The exercise - Give an exact transcription of every line, dropping the images.

[Figure record listings]
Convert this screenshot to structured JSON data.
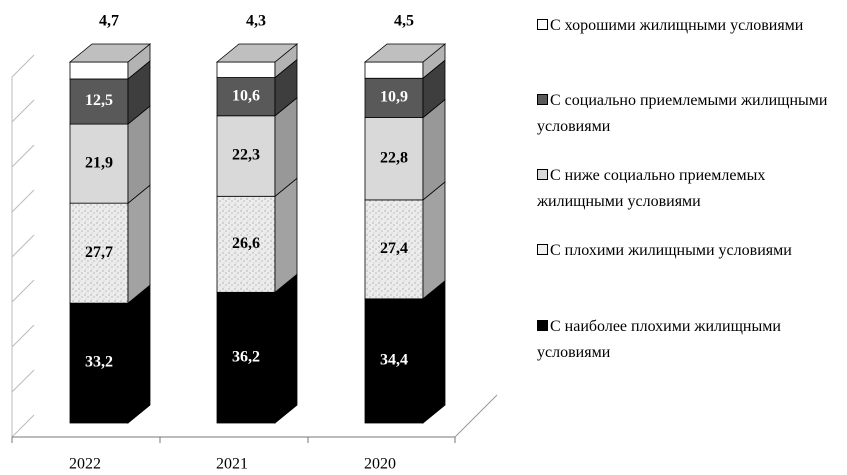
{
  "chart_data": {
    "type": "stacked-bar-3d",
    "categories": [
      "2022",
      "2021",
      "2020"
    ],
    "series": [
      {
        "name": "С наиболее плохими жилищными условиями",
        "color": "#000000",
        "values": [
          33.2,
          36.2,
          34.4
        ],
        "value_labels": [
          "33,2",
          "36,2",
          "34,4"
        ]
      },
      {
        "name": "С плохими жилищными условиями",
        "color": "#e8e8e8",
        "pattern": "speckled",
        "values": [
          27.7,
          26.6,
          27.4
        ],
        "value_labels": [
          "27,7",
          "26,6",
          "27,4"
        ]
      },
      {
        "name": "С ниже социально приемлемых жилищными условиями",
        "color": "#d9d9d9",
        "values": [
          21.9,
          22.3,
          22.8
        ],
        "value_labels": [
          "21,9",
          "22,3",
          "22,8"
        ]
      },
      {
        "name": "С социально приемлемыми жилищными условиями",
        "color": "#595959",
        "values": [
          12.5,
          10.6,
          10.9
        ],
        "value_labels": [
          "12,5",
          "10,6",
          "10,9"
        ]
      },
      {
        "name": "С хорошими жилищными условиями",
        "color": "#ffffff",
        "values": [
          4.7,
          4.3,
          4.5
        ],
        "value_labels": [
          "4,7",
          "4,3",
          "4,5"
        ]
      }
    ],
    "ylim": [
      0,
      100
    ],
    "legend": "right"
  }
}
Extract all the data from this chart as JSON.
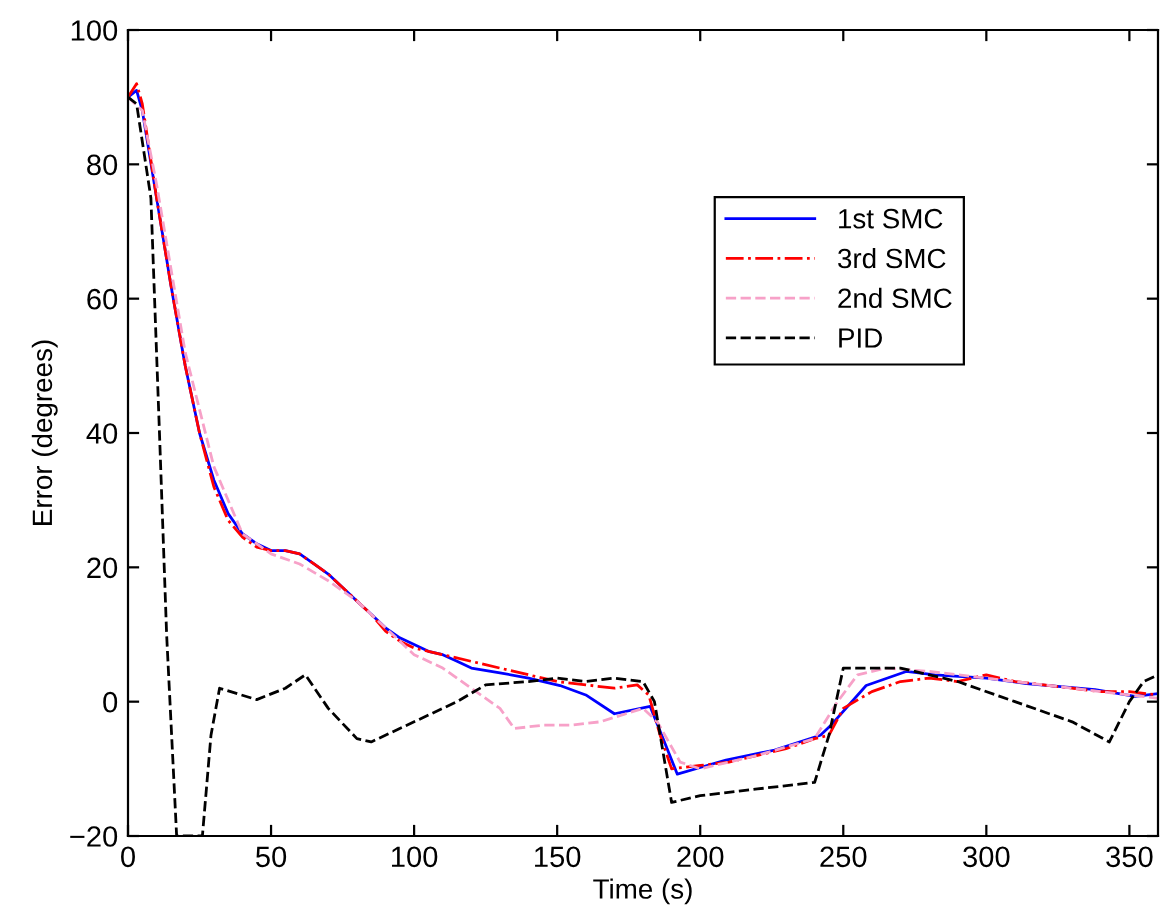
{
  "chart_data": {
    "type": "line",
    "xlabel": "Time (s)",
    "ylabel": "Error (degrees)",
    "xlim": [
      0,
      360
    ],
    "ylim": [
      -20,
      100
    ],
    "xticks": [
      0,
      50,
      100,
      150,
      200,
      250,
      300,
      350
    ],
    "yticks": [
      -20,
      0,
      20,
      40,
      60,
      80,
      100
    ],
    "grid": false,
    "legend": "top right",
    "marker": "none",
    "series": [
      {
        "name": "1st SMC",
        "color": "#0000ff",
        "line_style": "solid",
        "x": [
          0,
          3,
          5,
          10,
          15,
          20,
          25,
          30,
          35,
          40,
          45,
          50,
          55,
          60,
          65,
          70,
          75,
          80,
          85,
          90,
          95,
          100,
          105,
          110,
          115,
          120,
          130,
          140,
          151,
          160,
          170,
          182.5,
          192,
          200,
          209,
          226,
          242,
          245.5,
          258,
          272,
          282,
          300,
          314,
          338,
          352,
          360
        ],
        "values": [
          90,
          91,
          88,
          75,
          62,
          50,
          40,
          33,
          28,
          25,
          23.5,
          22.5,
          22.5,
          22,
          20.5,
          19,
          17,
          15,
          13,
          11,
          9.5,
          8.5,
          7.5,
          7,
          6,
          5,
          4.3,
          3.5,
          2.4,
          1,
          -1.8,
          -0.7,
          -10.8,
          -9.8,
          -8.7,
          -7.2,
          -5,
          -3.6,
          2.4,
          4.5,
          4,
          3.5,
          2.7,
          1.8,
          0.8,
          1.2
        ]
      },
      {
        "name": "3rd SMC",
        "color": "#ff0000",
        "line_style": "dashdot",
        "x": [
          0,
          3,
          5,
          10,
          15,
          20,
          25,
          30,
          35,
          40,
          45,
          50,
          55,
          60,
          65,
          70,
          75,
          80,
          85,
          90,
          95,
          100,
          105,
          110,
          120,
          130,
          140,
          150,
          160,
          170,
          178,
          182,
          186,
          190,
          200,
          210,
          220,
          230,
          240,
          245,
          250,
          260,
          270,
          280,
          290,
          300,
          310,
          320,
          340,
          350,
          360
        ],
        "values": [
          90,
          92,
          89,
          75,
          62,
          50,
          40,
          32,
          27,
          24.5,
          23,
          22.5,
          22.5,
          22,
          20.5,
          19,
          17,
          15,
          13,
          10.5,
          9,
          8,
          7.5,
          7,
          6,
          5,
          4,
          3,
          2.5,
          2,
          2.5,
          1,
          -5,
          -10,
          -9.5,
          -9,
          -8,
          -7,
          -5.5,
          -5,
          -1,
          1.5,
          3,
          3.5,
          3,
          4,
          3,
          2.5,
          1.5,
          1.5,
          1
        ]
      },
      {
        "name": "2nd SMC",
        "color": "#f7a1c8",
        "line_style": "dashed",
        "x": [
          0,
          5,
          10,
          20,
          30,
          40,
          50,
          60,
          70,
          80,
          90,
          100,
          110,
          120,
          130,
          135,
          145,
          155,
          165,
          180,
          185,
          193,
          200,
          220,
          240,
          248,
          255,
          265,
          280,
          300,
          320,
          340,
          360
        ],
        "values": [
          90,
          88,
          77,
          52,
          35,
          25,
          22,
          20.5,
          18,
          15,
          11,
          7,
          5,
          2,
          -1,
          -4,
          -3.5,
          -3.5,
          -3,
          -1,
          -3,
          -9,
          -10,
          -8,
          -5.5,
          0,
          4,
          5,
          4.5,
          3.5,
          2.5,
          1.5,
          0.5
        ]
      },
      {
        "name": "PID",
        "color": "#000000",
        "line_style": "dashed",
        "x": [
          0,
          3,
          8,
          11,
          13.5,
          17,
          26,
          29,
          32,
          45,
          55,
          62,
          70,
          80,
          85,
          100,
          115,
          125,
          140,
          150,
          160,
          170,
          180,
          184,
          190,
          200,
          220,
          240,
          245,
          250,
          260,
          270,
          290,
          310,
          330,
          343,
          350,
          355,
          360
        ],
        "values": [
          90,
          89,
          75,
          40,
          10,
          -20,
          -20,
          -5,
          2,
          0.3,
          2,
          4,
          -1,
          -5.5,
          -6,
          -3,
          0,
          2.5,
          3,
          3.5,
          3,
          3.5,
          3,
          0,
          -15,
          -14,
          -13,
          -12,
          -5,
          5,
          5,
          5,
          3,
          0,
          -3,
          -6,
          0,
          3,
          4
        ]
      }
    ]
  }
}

Exercise answer -
Convert this screenshot to structured JSON data.
{
  "chart_data": {
    "type": "stacked-bar-3d",
    "categories": [
      "2022",
      "2021",
      "2020"
    ],
    "series": [
      {
        "name": "С наиболее плохими жилищными условиями",
        "color": "#000000",
        "values": [
          33.2,
          36.2,
          34.4
        ],
        "value_labels": [
          "33,2",
          "36,2",
          "34,4"
        ]
      },
      {
        "name": "С плохими жилищными условиями",
        "color": "#e8e8e8",
        "pattern": "speckled",
        "values": [
          27.7,
          26.6,
          27.4
        ],
        "value_labels": [
          "27,7",
          "26,6",
          "27,4"
        ]
      },
      {
        "name": "С ниже социально приемлемых жилищными условиями",
        "color": "#d9d9d9",
        "values": [
          21.9,
          22.3,
          22.8
        ],
        "value_labels": [
          "21,9",
          "22,3",
          "22,8"
        ]
      },
      {
        "name": "С социально приемлемыми жилищными условиями",
        "color": "#595959",
        "values": [
          12.5,
          10.6,
          10.9
        ],
        "value_labels": [
          "12,5",
          "10,6",
          "10,9"
        ]
      },
      {
        "name": "С хорошими жилищными условиями",
        "color": "#ffffff",
        "values": [
          4.7,
          4.3,
          4.5
        ],
        "value_labels": [
          "4,7",
          "4,3",
          "4,5"
        ]
      }
    ],
    "ylim": [
      0,
      100
    ],
    "legend": "right"
  }
}
Extract all the data from this chart as JSON.
{
  "chart_data": {
    "type": "line",
    "xlabel": "Time (s)",
    "ylabel": "Error (degrees)",
    "xlim": [
      0,
      360
    ],
    "ylim": [
      -20,
      100
    ],
    "xticks": [
      0,
      50,
      100,
      150,
      200,
      250,
      300,
      350
    ],
    "yticks": [
      -20,
      0,
      20,
      40,
      60,
      80,
      100
    ],
    "grid": false,
    "legend": "top right",
    "marker": "none",
    "series": [
      {
        "name": "1st SMC",
        "color": "#0000ff",
        "line_style": "solid",
        "x": [
          0,
          3,
          5,
          10,
          15,
          20,
          25,
          30,
          35,
          40,
          45,
          50,
          55,
          60,
          65,
          70,
          75,
          80,
          85,
          90,
          95,
          100,
          105,
          110,
          115,
          120,
          130,
          140,
          151,
          160,
          170,
          182.5,
          192,
          200,
          209,
          226,
          242,
          245.5,
          258,
          272,
          282,
          300,
          314,
          338,
          352,
          360
        ],
        "values": [
          90,
          91,
          88,
          75,
          62,
          50,
          40,
          33,
          28,
          25,
          23.5,
          22.5,
          22.5,
          22,
          20.5,
          19,
          17,
          15,
          13,
          11,
          9.5,
          8.5,
          7.5,
          7,
          6,
          5,
          4.3,
          3.5,
          2.4,
          1,
          -1.8,
          -0.7,
          -10.8,
          -9.8,
          -8.7,
          -7.2,
          -5,
          -3.6,
          2.4,
          4.5,
          4,
          3.5,
          2.7,
          1.8,
          0.8,
          1.2
        ]
      },
      {
        "name": "3rd SMC",
        "color": "#ff0000",
        "line_style": "dashdot",
        "x": [
          0,
          3,
          5,
          10,
          15,
          20,
          25,
          30,
          35,
          40,
          45,
          50,
          55,
          60,
          65,
          70,
          75,
          80,
          85,
          90,
          95,
          100,
          105,
          110,
          120,
          130,
          140,
          150,
          160,
          170,
          178,
          182,
          186,
          190,
          200,
          210,
          220,
          230,
          240,
          245,
          250,
          260,
          270,
          280,
          290,
          300,
          310,
          320,
          340,
          350,
          360
        ],
        "values": [
          90,
          92,
          89,
          75,
          62,
          50,
          40,
          32,
          27,
          24.5,
          23,
          22.5,
          22.5,
          22,
          20.5,
          19,
          17,
          15,
          13,
          10.5,
          9,
          8,
          7.5,
          7,
          6,
          5,
          4,
          3,
          2.5,
          2,
          2.5,
          1,
          -5,
          -10,
          -9.5,
          -9,
          -8,
          -7,
          -5.5,
          -5,
          -1,
          1.5,
          3,
          3.5,
          3,
          4,
          3,
          2.5,
          1.5,
          1.5,
          1
        ]
      },
      {
        "name": "2nd SMC",
        "color": "#f7a1c8",
        "line_style": "dashed",
        "x": [
          0,
          5,
          10,
          20,
          30,
          40,
          50,
          60,
          70,
          80,
          90,
          100,
          110,
          120,
          130,
          135,
          145,
          155,
          165,
          180,
          185,
          193,
          200,
          220,
          240,
          248,
          255,
          265,
          280,
          300,
          320,
          340,
          360
        ],
        "values": [
          90,
          88,
          77,
          52,
          35,
          25,
          22,
          20.5,
          18,
          15,
          11,
          7,
          5,
          2,
          -1,
          -4,
          -3.5,
          -3.5,
          -3,
          -1,
          -3,
          -9,
          -10,
          -8,
          -5.5,
          0,
          4,
          5,
          4.5,
          3.5,
          2.5,
          1.5,
          0.5
        ]
      },
      {
        "name": "PID",
        "color": "#000000",
        "line_style": "dashed",
        "x": [
          0,
          3,
          8,
          11,
          13.5,
          17,
          26,
          29,
          32,
          45,
          55,
          62,
          70,
          80,
          85,
          100,
          115,
          125,
          140,
          150,
          160,
          170,
          180,
          184,
          190,
          200,
          220,
          240,
          245,
          250,
          260,
          270,
          290,
          310,
          330,
          343,
          350,
          355,
          360
        ],
        "values": [
          90,
          89,
          75,
          40,
          10,
          -20,
          -20,
          -5,
          2,
          0.3,
          2,
          4,
          -1,
          -5.5,
          -6,
          -3,
          0,
          2.5,
          3,
          3.5,
          3,
          3.5,
          3,
          0,
          -15,
          -14,
          -13,
          -12,
          -5,
          5,
          5,
          5,
          3,
          0,
          -3,
          -6,
          0,
          3,
          4
        ]
      }
    ]
  }
}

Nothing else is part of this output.